= STATED TASK =
Search the material below for the word "为使杠杆在水平位置平衡" and copy every line in which it occurs.

[Collected data]
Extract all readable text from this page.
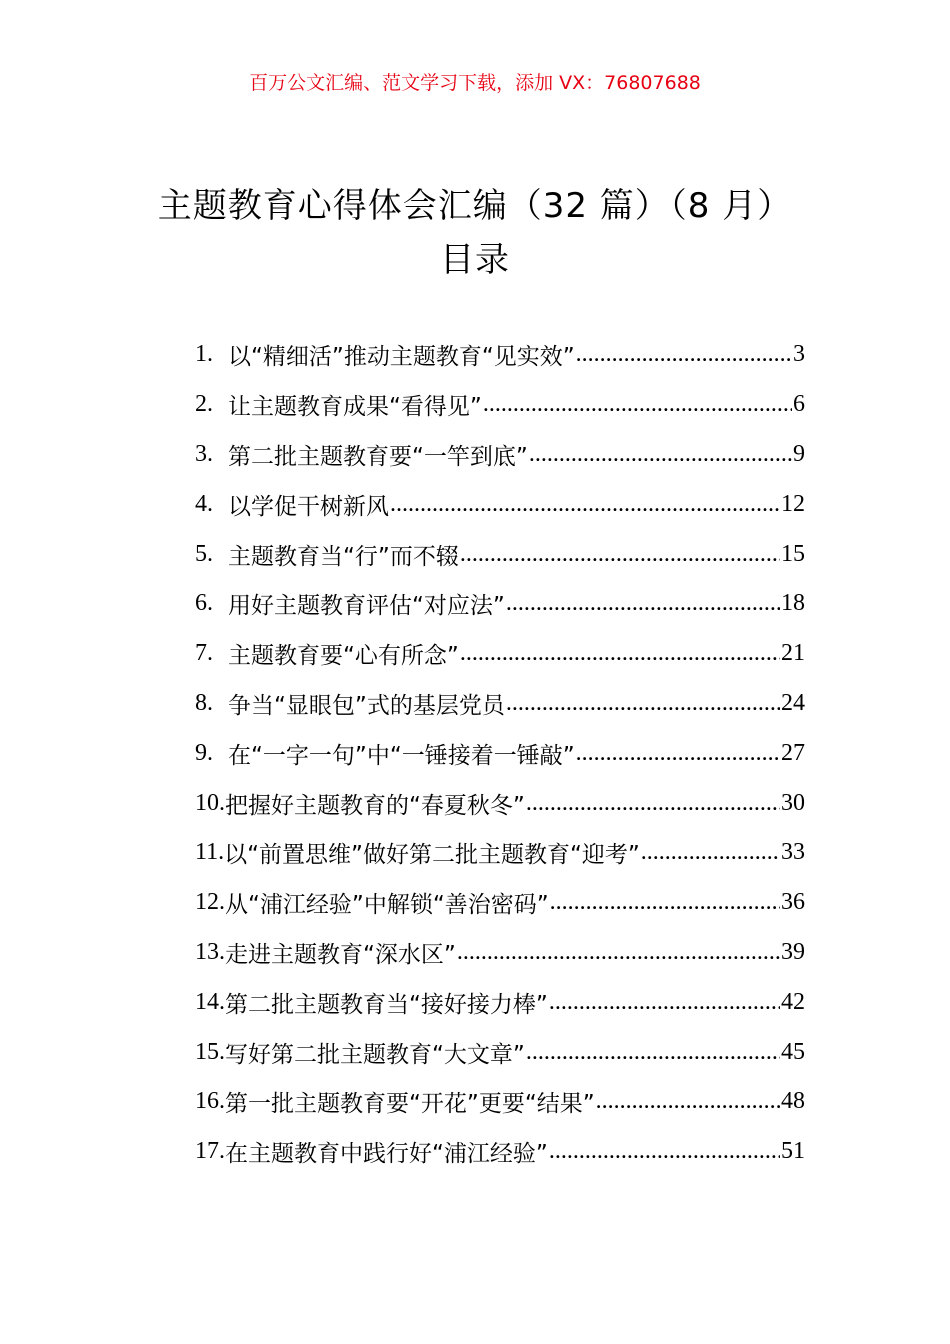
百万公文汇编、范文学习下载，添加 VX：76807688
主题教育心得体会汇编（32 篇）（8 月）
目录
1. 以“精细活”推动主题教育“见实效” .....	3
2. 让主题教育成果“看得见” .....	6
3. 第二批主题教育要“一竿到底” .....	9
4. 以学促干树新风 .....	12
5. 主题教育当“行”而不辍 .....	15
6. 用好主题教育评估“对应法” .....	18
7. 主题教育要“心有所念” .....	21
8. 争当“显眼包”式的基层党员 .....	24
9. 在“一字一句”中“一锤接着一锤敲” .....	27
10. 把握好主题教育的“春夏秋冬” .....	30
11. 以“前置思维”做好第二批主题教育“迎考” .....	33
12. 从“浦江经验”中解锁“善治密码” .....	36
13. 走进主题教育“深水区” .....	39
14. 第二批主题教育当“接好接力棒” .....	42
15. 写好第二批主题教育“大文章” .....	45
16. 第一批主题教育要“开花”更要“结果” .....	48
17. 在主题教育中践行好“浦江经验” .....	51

* * *

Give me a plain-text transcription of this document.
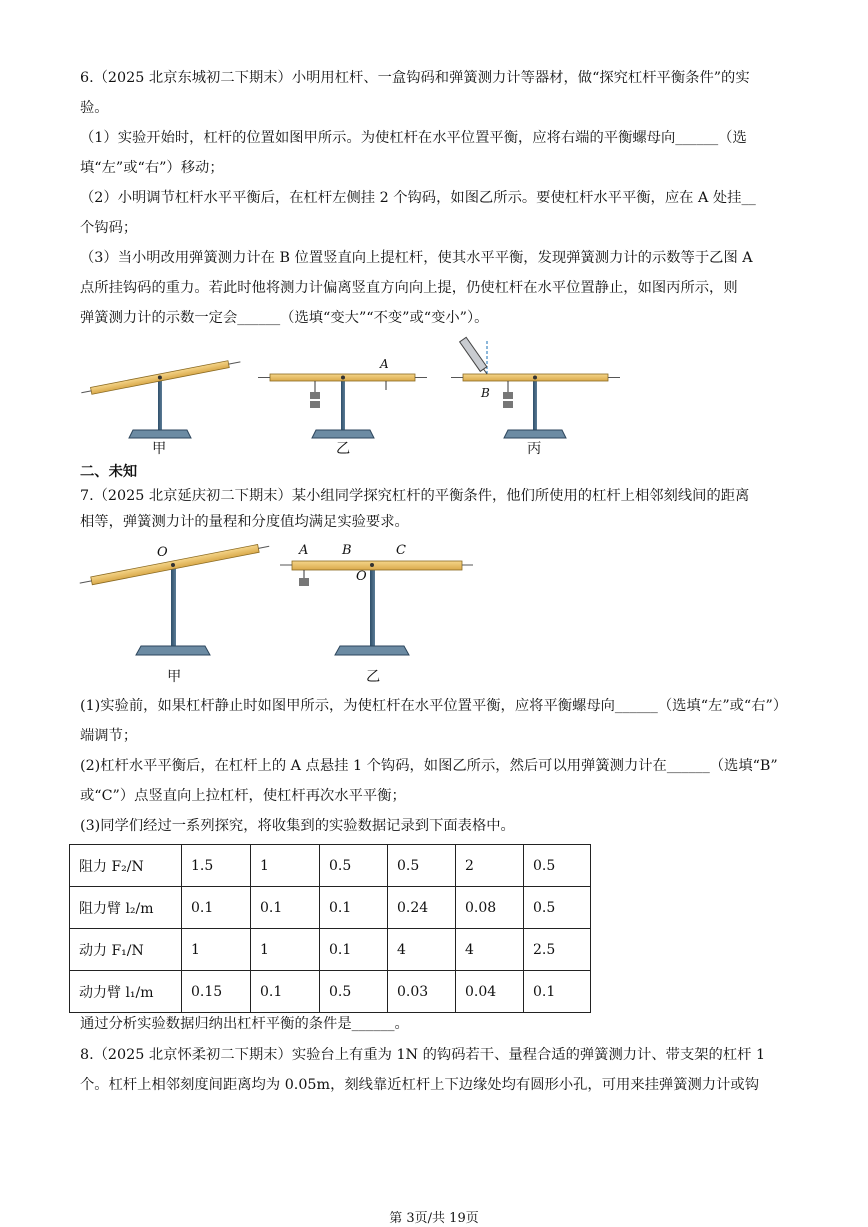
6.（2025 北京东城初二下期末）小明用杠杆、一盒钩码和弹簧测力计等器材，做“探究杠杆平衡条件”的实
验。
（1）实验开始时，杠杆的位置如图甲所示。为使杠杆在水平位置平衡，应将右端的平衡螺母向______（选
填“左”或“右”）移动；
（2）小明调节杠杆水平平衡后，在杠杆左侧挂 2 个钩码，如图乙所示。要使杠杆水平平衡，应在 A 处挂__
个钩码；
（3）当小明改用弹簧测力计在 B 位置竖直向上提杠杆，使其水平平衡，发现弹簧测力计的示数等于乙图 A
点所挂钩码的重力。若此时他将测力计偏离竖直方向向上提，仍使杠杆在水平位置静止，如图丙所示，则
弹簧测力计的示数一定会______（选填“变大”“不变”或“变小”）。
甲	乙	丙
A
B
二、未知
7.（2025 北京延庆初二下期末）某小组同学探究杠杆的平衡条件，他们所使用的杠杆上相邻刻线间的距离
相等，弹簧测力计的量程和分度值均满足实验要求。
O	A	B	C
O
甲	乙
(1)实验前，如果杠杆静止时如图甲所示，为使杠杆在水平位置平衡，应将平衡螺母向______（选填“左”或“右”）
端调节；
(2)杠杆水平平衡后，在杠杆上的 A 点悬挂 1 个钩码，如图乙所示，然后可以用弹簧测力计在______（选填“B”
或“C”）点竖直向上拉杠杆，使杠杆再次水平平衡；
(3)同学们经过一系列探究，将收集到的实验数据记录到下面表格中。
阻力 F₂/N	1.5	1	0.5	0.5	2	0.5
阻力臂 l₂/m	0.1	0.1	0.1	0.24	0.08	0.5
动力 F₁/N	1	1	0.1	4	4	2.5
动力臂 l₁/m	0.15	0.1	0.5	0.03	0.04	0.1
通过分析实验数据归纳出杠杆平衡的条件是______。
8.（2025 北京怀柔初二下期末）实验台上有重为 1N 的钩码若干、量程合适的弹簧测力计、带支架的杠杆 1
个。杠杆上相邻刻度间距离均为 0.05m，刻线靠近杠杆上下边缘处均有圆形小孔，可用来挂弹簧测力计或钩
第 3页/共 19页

= EXPECTED OUTPUT =
（1）实验开始时，杠杆的位置如图甲所示。为使杠杆在水平位置平衡，应将右端的平衡螺母向______（选
(1)实验前，如果杠杆静止时如图甲所示，为使杠杆在水平位置平衡，应将平衡螺母向______（选填“左”或“右”）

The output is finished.